Goal of the exercise:
Copy the records below exactly, leaving out any pictures.

Data provided:
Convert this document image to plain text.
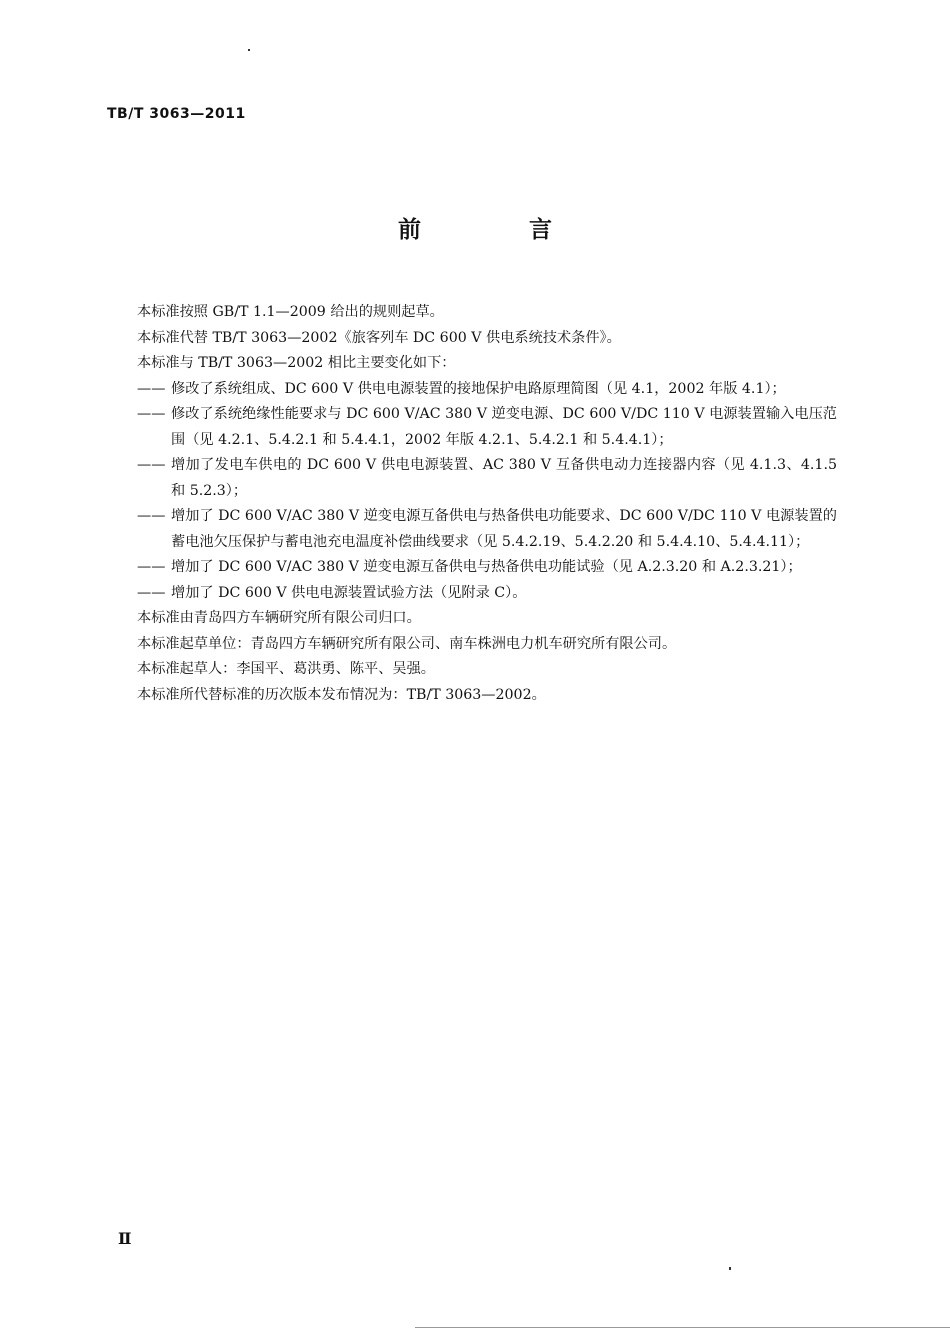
TB/T 3063—2011
前 言
本标准按照 GB/T 1.1—2009 给出的规则起草。
本标准代替 TB/T 3063—2002《旅客列车 DC 600 V 供电系统技术条件》。
本标准与 TB/T 3063—2002 相比主要变化如下：
—— 修改了系统组成、DC 600 V 供电电源装置的接地保护电路原理简图（见 4.1，2002 年版 4.1）；
—— 修改了系统绝缘性能要求与 DC 600 V/AC 380 V 逆变电源、DC 600 V/DC 110 V 电源装置输入电压范围（见 4.2.1、5.4.2.1 和 5.4.4.1，2002 年版 4.2.1、5.4.2.1 和 5.4.4.1）；
—— 增加了发电车供电的 DC 600 V 供电电源装置、AC 380 V 互备供电动力连接器内容（见 4.1.3、4.1.5 和 5.2.3）；
—— 增加了 DC 600 V/AC 380 V 逆变电源互备供电与热备供电功能要求、DC 600 V/DC 110 V 电源装置的蓄电池欠压保护与蓄电池充电温度补偿曲线要求（见 5.4.2.19、5.4.2.20 和 5.4.4.10、5.4.4.11）；
—— 增加了 DC 600 V/AC 380 V 逆变电源互备供电与热备供电功能试验（见 A.2.3.20 和 A.2.3.21）；
—— 增加了 DC 600 V 供电电源装置试验方法（见附录 C）。
本标准由青岛四方车辆研究所有限公司归口。
本标准起草单位：青岛四方车辆研究所有限公司、南车株洲电力机车研究所有限公司。
本标准起草人：李国平、葛洪勇、陈平、吴强。
本标准所代替标准的历次版本发布情况为：TB/T 3063—2002。
Ⅱ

The output:
Convert this document image to plain text.
TB/T 3063—2011
前 言
本标准按照 GB/T 1.1—2009 给出的规则起草。
本标准代替 TB/T 3063—2002《旅客列车 DC 600 V 供电系统技术条件》。
本标准与 TB/T 3063—2002 相比主要变化如下：
—— 修改了系统组成、DC 600 V 供电电源装置的接地保护电路原理简图（见 4.1，2002 年版 4.1）；
—— 修改了系统绝缘性能要求与 DC 600 V/AC 380 V 逆变电源、DC 600 V/DC 110 V 电源装置输入电压范围（见 4.2.1、5.4.2.1 和 5.4.4.1，2002 年版 4.2.1、5.4.2.1 和 5.4.4.1）；
—— 增加了发电车供电的 DC 600 V 供电电源装置、AC 380 V 互备供电动力连接器内容（见 4.1.3、4.1.5 和 5.2.3）；
—— 增加了 DC 600 V/AC 380 V 逆变电源互备供电与热备供电功能要求、DC 600 V/DC 110 V 电源装置的蓄电池欠压保护与蓄电池充电温度补偿曲线要求（见 5.4.2.19、5.4.2.20 和 5.4.4.10、5.4.4.11）；
—— 增加了 DC 600 V/AC 380 V 逆变电源互备供电与热备供电功能试验（见 A.2.3.20 和 A.2.3.21）；
—— 增加了 DC 600 V 供电电源装置试验方法（见附录 C）。
本标准由青岛四方车辆研究所有限公司归口。
本标准起草单位：青岛四方车辆研究所有限公司、南车株洲电力机车研究所有限公司。
本标准起草人：李国平、葛洪勇、陈平、吴强。
本标准所代替标准的历次版本发布情况为：TB/T 3063—2002。
Ⅱ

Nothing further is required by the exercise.